◆ **Exercise**
Reproduce the listing below in full and without alteration, apart from its pictures.

— begin —

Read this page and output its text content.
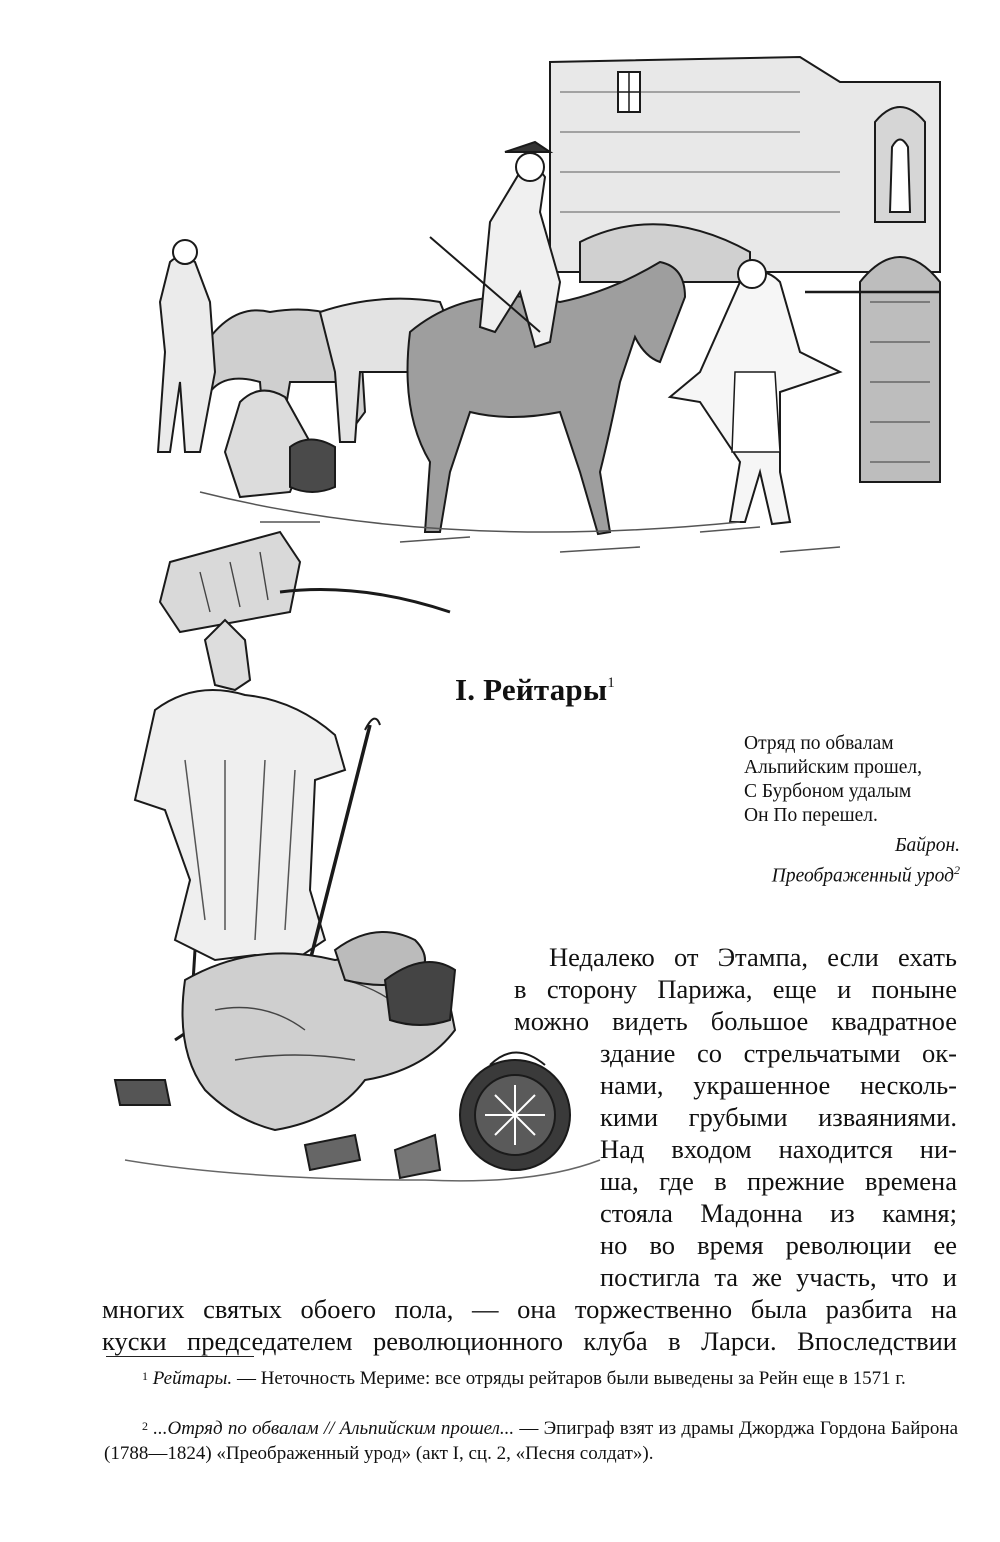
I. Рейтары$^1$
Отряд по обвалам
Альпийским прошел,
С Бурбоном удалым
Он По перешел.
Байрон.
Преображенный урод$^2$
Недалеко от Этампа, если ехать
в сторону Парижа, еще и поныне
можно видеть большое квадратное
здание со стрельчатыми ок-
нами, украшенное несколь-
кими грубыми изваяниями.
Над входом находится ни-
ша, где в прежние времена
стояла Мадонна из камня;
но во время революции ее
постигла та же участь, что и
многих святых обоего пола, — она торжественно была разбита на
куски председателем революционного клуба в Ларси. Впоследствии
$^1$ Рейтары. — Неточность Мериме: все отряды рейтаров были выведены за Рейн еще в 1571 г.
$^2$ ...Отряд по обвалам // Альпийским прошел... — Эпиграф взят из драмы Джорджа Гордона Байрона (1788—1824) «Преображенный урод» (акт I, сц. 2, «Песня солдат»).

— end —

◆ **Solution to the problem**
Read this page and output its text content.
I. Рейтары$^1$
Отряд по обвалам
Альпийским прошел,
С Бурбоном удалым
Он По перешел.
Байрон.
Преображенный урод$^2$
Недалеко от Этампа, если ехать
в сторону Парижа, еще и поныне
можно видеть большое квадратное
здание со стрельчатыми ок-
нами, украшенное несколь-
кими грубыми изваяниями.
Над входом находится ни-
ша, где в прежние времена
стояла Мадонна из камня;
но во время революции ее
постигла та же участь, что и
многих святых обоего пола, — она торжественно была разбита на
куски председателем революционного клуба в Ларси. Впоследствии
$^1$ Рейтары. — Неточность Мериме: все отряды рейтаров были выведены за Рейн еще в 1571 г.
$^2$ ...Отряд по обвалам // Альпийским прошел... — Эпиграф взят из драмы Джорджа Гордона Байрона (1788—1824) «Преображенный урод» (акт I, сц. 2, «Песня солдат»).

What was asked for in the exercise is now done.